DESCRIPTION OF THE TASK: Below is a listing to transcribe in full and exactly; keep the pictures out.

INPUT ROWS:

--- --- ---

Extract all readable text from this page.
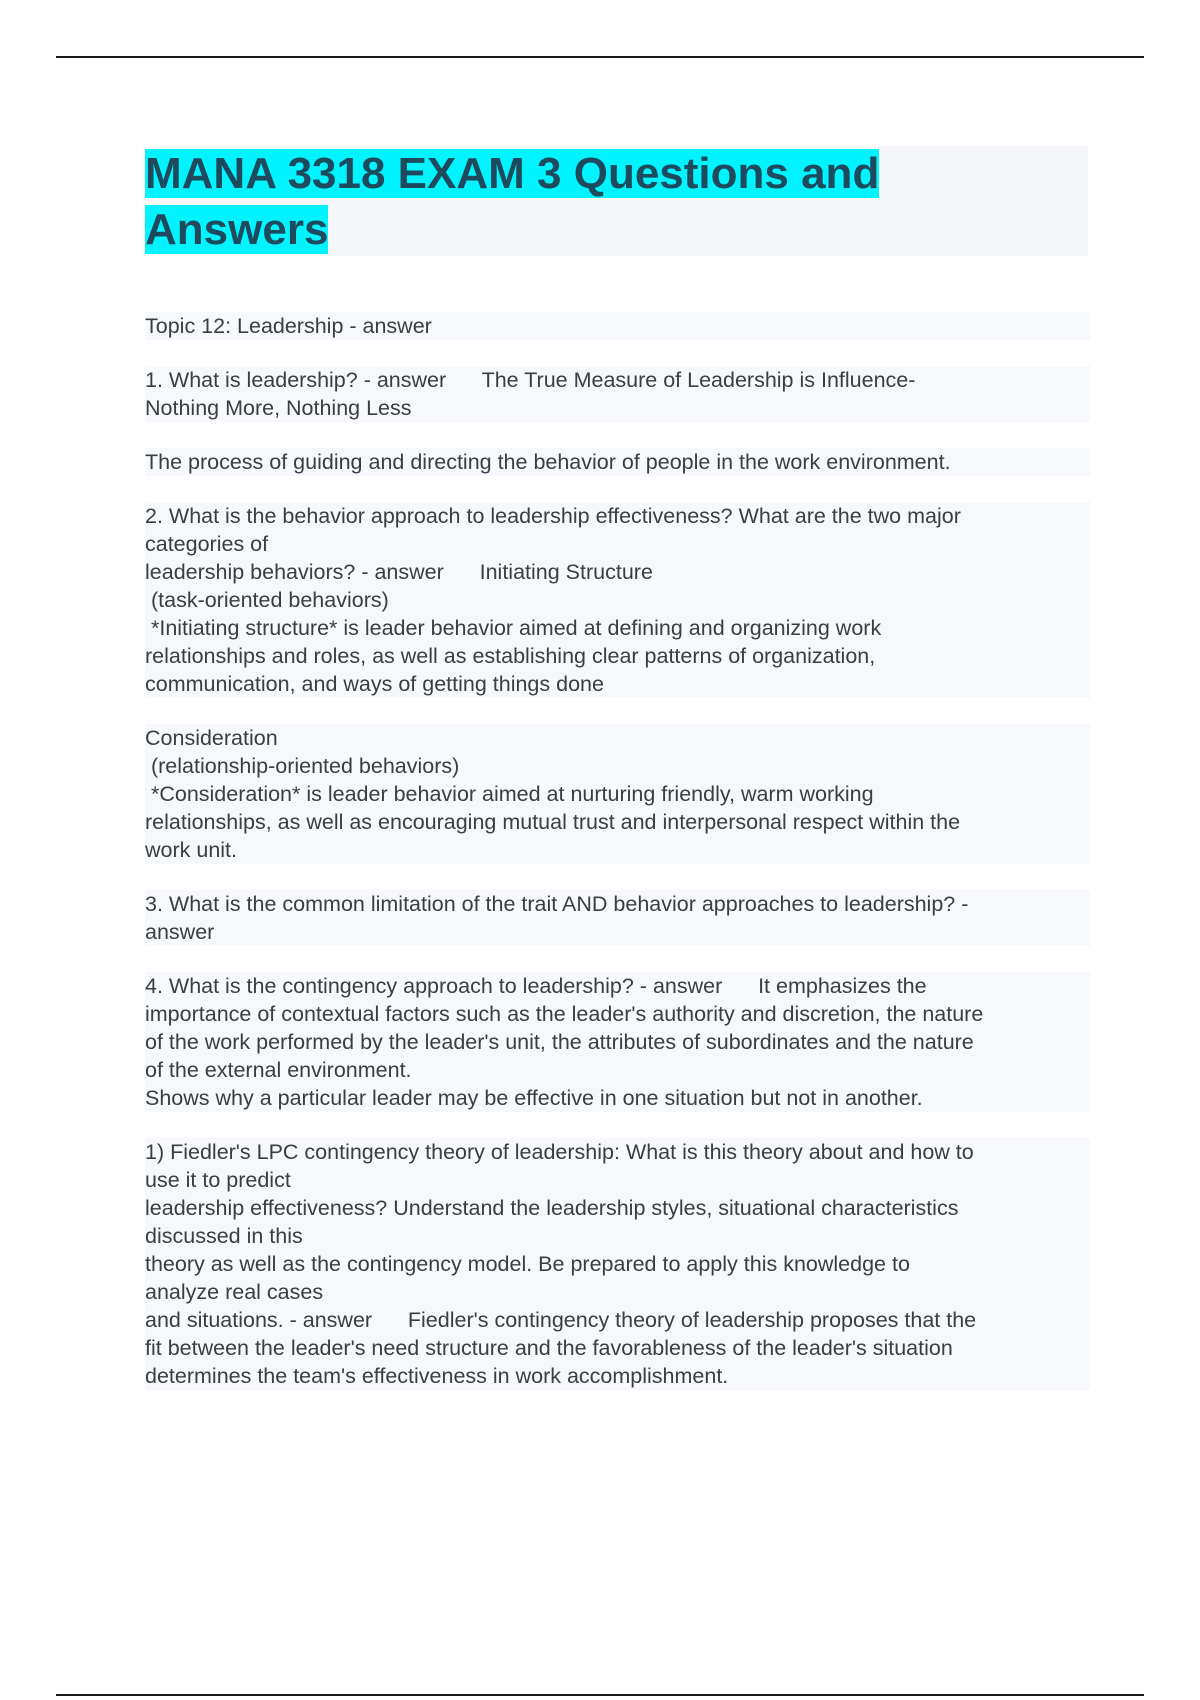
MANA 3318 EXAM 3 Questions and Answers
Topic 12: Leadership - answer
1. What is leadership? - answer      The True Measure of Leadership is Influence-
Nothing More, Nothing Less
The process of guiding and directing the behavior of people in the work environment.
2. What is the behavior approach to leadership effectiveness? What are the two major
categories of
leadership behaviors? - answer      Initiating Structure
(task-oriented behaviors)
*Initiating structure* is leader behavior aimed at defining and organizing work
relationships and roles, as well as establishing clear patterns of organization,
communication, and ways of getting things done
Consideration
(relationship-oriented behaviors)
*Consideration* is leader behavior aimed at nurturing friendly, warm working
relationships, as well as encouraging mutual trust and interpersonal respect within the
work unit.
3. What is the common limitation of the trait AND behavior approaches to leadership? -
answer
4. What is the contingency approach to leadership? - answer      It emphasizes the
importance of contextual factors such as the leader's authority and discretion, the nature
of the work performed by the leader's unit, the attributes of subordinates and the nature
of the external environment.
Shows why a particular leader may be effective in one situation but not in another.
1) Fiedler's LPC contingency theory of leadership: What is this theory about and how to
use it to predict
leadership effectiveness? Understand the leadership styles, situational characteristics
discussed in this
theory as well as the contingency model. Be prepared to apply this knowledge to
analyze real cases
and situations. - answer      Fiedler's contingency theory of leadership proposes that the
fit between the leader's need structure and the favorableness of the leader's situation
determines the team's effectiveness in work accomplishment.
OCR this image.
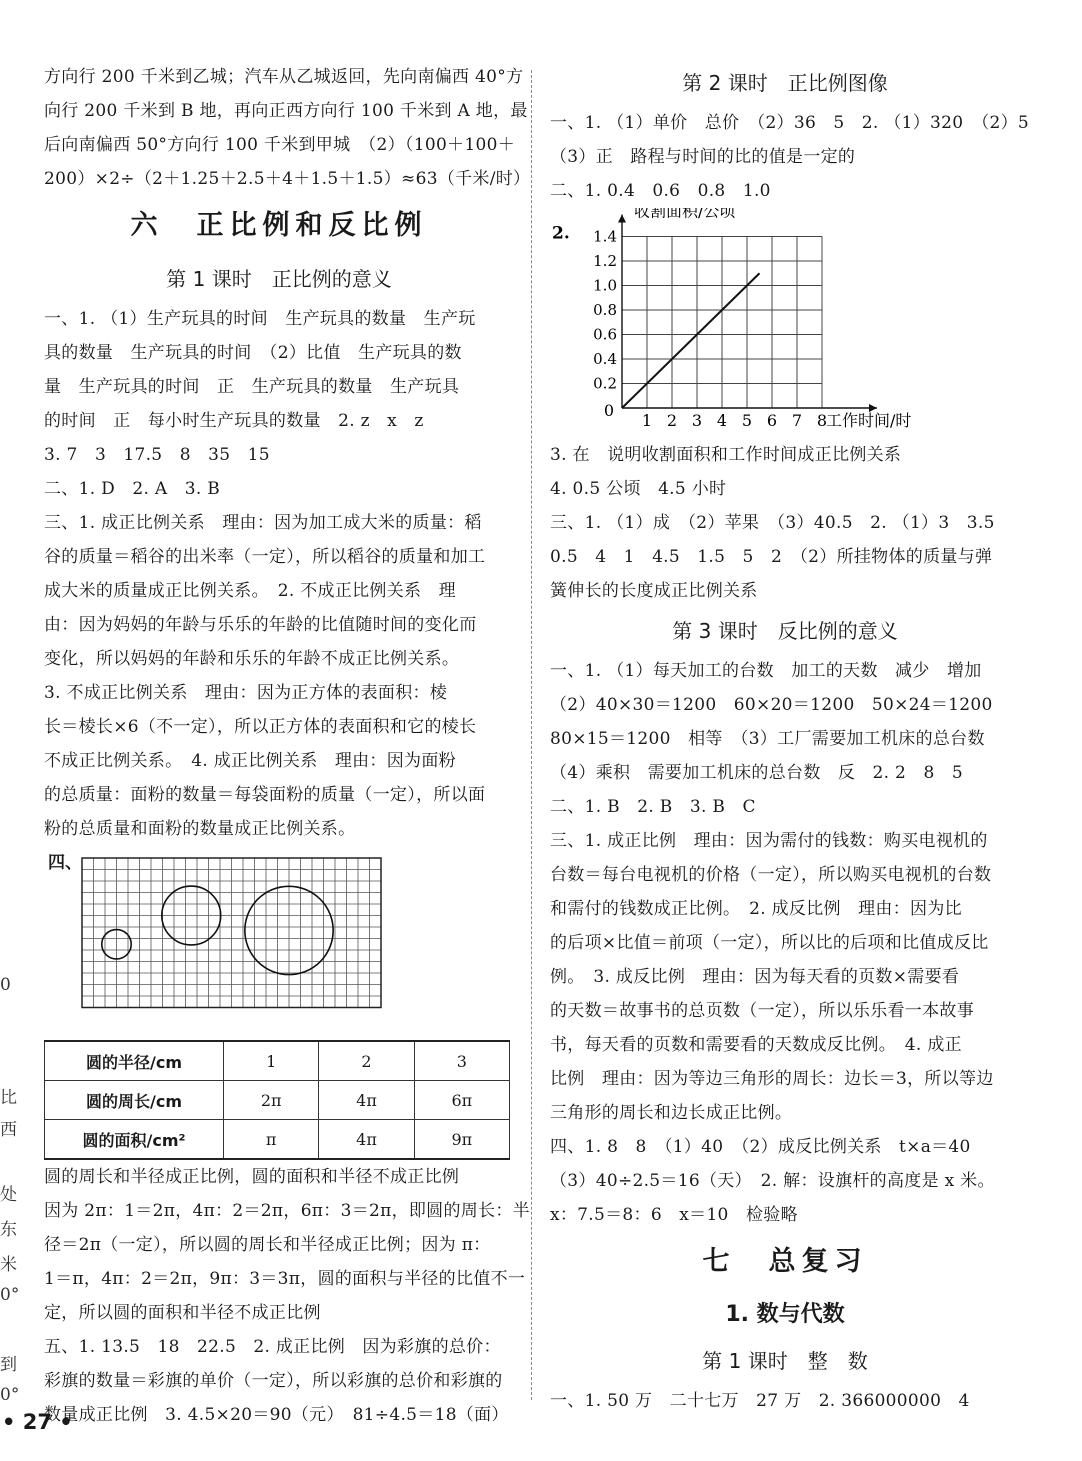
0
比
西
处
东
米
0°
到
0°

方向行 200 千米到乙城；汽车从乙城返回，先向南偏西 40°方

向行 200 千米到 B 地，再向正西方向行 100 千米到 A 地，最

后向南偏西 50°方向行 100 千米到甲城　（2）（100＋100＋

200）×2÷（2＋1.25＋2.5＋4＋1.5＋1.5）≈63（千米/时）

六　正比例和反比例
第 1 课时　正比例的意义

一、1. （1）生产玩具的时间　生产玩具的数量　生产玩

具的数量　生产玩具的时间　（2）比值　生产玩具的数

量　生产玩具的时间　正　生产玩具的数量　生产玩具

的时间　正　每小时生产玩具的数量　2. z　x　z

3. 7　3　17.5　8　35　15

二、1. D　2. A　3. B

三、1. 成正比例关系　理由：因为加工成大米的质量：稻

谷的质量＝稻谷的出米率（一定），所以稻谷的质量和加工

成大米的质量成正比例关系。　2. 不成正比例关系　理

由：因为妈妈的年龄与乐乐的年龄的比值随时间的变化而

变化，所以妈妈的年龄和乐乐的年龄不成正比例关系。

3. 不成正比例关系　理由：因为正方体的表面积：棱

长＝棱长×6（不一定），所以正方体的表面积和它的棱长

不成正比例关系。　4. 成正比例关系　理由：因为面粉

的总质量：面粉的数量＝每袋面粉的质量（一定），所以面

粉的总质量和面粉的数量成正比例关系。

四、
圆的半径/cm	1	2	3
圆的周长/cm	2π	4π	6π
圆的面积/cm²	π	4π	9π

圆的周长和半径成正比例，圆的面积和半径不成正比例

因为 2π：1＝2π，4π：2＝2π，6π：3＝2π，即圆的周长：半

径＝2π（一定），所以圆的周长和半径成正比例；因为 π：

1＝π，4π：2＝2π，9π：3＝3π，圆的面积与半径的比值不一

定，所以圆的面积和半径不成正比例

五、1. 13.5　18　22.5　2. 成正比例　因为彩旗的总价：

彩旗的数量＝彩旗的单价（一定），所以彩旗的总价和彩旗的

数量成正比例　3. 4.5×20＝90（元）　81÷4.5＝18（面）

第 2 课时　正比例图像

一、1. （1）单价　总价　（2）36　5　2. （1）320　（2）5

（3）正　路程与时间的比的值是一定的

二、1. 0.4　0.6　0.8　1.0

1 2 3 4 5 6 7 8
0.2
0.4
0.6
0.8
1.0
1.2
1.4
0
收割面积/公顷
工作时间/时
2.

3. 在　说明收割面积和工作时间成正比例关系

4. 0.5 公顷　4.5 小时

三、1. （1）成　（2）苹果　（3）40.5　2. （1）3　3.5

0.5　4　1　4.5　1.5　5　2　（2）所挂物体的质量与弹

簧伸长的长度成正比例关系

第 3 课时　反比例的意义

一、1. （1）每天加工的台数　加工的天数　减少　增加

（2）40×30＝1200　60×20＝1200　50×24＝1200

80×15＝1200　相等　（3）工厂需要加工机床的总台数

（4）乘积　需要加工机床的总台数　反　2. 2　8　5

二、1. B　2. B　3. B　C

三、1. 成正比例　理由：因为需付的钱数：购买电视机的

台数＝每台电视机的价格（一定），所以购买电视机的台数

和需付的钱数成正比例。　2. 成反比例　理由：因为比

的后项×比值＝前项（一定），所以比的后项和比值成反比

例。　3. 成反比例　理由：因为每天看的页数×需要看

的天数＝故事书的总页数（一定），所以乐乐看一本故事

书，每天看的页数和需要看的天数成反比例。　4. 成正

比例　理由：因为等边三角形的周长：边长＝3，所以等边

三角形的周长和边长成正比例。

四、1. 8　8　（1）40　（2）成反比例关系　t×a＝40

（3）40÷2.5＝16（天）　2. 解：设旗杆的高度是 x 米。

x：7.5＝8：6　x＝10　检验略

七　总复习
1. 数与代数
第 1 课时　整　数

一、1. 50 万　二十七万　27 万　2. 366000000　4

• 27 •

--- --- ---

THE OUTPUT:
Extract all readable text from this page.
MANA 3318 EXAM 3 Questions and Answers
Topic 12: Leadership - answer
1. What is leadership? - answer      The True Measure of Leadership is Influence-
Nothing More, Nothing Less
The process of guiding and directing the behavior of people in the work environment.
2. What is the behavior approach to leadership effectiveness? What are the two major
categories of
leadership behaviors? - answer      Initiating Structure
(task-oriented behaviors)
*Initiating structure* is leader behavior aimed at defining and organizing work
relationships and roles, as well as establishing clear patterns of organization,
communication, and ways of getting things done
Consideration
(relationship-oriented behaviors)
*Consideration* is leader behavior aimed at nurturing friendly, warm working
relationships, as well as encouraging mutual trust and interpersonal respect within the
work unit.
3. What is the common limitation of the trait AND behavior approaches to leadership? -
answer
4. What is the contingency approach to leadership? - answer      It emphasizes the
importance of contextual factors such as the leader's authority and discretion, the nature
of the work performed by the leader's unit, the attributes of subordinates and the nature
of the external environment.
Shows why a particular leader may be effective in one situation but not in another.
1) Fiedler's LPC contingency theory of leadership: What is this theory about and how to
use it to predict
leadership effectiveness? Understand the leadership styles, situational characteristics
discussed in this
theory as well as the contingency model. Be prepared to apply this knowledge to
analyze real cases
and situations. - answer      Fiedler's contingency theory of leadership proposes that the
fit between the leader's need structure and the favorableness of the leader's situation
determines the team's effectiveness in work accomplishment.
OCR this image.
0
比
西
处
东
米
0°
到
0°

方向行 200 千米到乙城；汽车从乙城返回，先向南偏西 40°方

向行 200 千米到 B 地，再向正西方向行 100 千米到 A 地，最

后向南偏西 50°方向行 100 千米到甲城　（2）（100＋100＋

200）×2÷（2＋1.25＋2.5＋4＋1.5＋1.5）≈63（千米/时）

六　正比例和反比例
第 1 课时　正比例的意义

一、1. （1）生产玩具的时间　生产玩具的数量　生产玩

具的数量　生产玩具的时间　（2）比值　生产玩具的数

量　生产玩具的时间　正　生产玩具的数量　生产玩具

的时间　正　每小时生产玩具的数量　2. z　x　z

3. 7　3　17.5　8　35　15

二、1. D　2. A　3. B

三、1. 成正比例关系　理由：因为加工成大米的质量：稻

谷的质量＝稻谷的出米率（一定），所以稻谷的质量和加工

成大米的质量成正比例关系。　2. 不成正比例关系　理

由：因为妈妈的年龄与乐乐的年龄的比值随时间的变化而

变化，所以妈妈的年龄和乐乐的年龄不成正比例关系。

3. 不成正比例关系　理由：因为正方体的表面积：棱

长＝棱长×6（不一定），所以正方体的表面积和它的棱长

不成正比例关系。　4. 成正比例关系　理由：因为面粉

的总质量：面粉的数量＝每袋面粉的质量（一定），所以面

粉的总质量和面粉的数量成正比例关系。

四、
圆的半径/cm	1	2	3
圆的周长/cm	2π	4π	6π
圆的面积/cm²	π	4π	9π

圆的周长和半径成正比例，圆的面积和半径不成正比例

因为 2π：1＝2π，4π：2＝2π，6π：3＝2π，即圆的周长：半

径＝2π（一定），所以圆的周长和半径成正比例；因为 π：

1＝π，4π：2＝2π，9π：3＝3π，圆的面积与半径的比值不一

定，所以圆的面积和半径不成正比例

五、1. 13.5　18　22.5　2. 成正比例　因为彩旗的总价：

彩旗的数量＝彩旗的单价（一定），所以彩旗的总价和彩旗的

数量成正比例　3. 4.5×20＝90（元）　81÷4.5＝18（面）

第 2 课时　正比例图像

一、1. （1）单价　总价　（2）36　5　2. （1）320　（2）5

（3）正　路程与时间的比的值是一定的

二、1. 0.4　0.6　0.8　1.0

1 2 3 4 5 6 7 8
0.2
0.4
0.6
0.8
1.0
1.2
1.4
0
收割面积/公顷
工作时间/时
2.

3. 在　说明收割面积和工作时间成正比例关系

4. 0.5 公顷　4.5 小时

三、1. （1）成　（2）苹果　（3）40.5　2. （1）3　3.5

0.5　4　1　4.5　1.5　5　2　（2）所挂物体的质量与弹

簧伸长的长度成正比例关系

第 3 课时　反比例的意义

一、1. （1）每天加工的台数　加工的天数　减少　增加

（2）40×30＝1200　60×20＝1200　50×24＝1200

80×15＝1200　相等　（3）工厂需要加工机床的总台数

（4）乘积　需要加工机床的总台数　反　2. 2　8　5

二、1. B　2. B　3. B　C

三、1. 成正比例　理由：因为需付的钱数：购买电视机的

台数＝每台电视机的价格（一定），所以购买电视机的台数

和需付的钱数成正比例。　2. 成反比例　理由：因为比

的后项×比值＝前项（一定），所以比的后项和比值成反比

例。　3. 成反比例　理由：因为每天看的页数×需要看

的天数＝故事书的总页数（一定），所以乐乐看一本故事

书，每天看的页数和需要看的天数成反比例。　4. 成正

比例　理由：因为等边三角形的周长：边长＝3，所以等边

三角形的周长和边长成正比例。

四、1. 8　8　（1）40　（2）成反比例关系　t×a＝40

（3）40÷2.5＝16（天）　2. 解：设旗杆的高度是 x 米。

x：7.5＝8：6　x＝10　检验略

七　总复习
1. 数与代数
第 1 课时　整　数

一、1. 50 万　二十七万　27 万　2. 366000000　4

• 27 •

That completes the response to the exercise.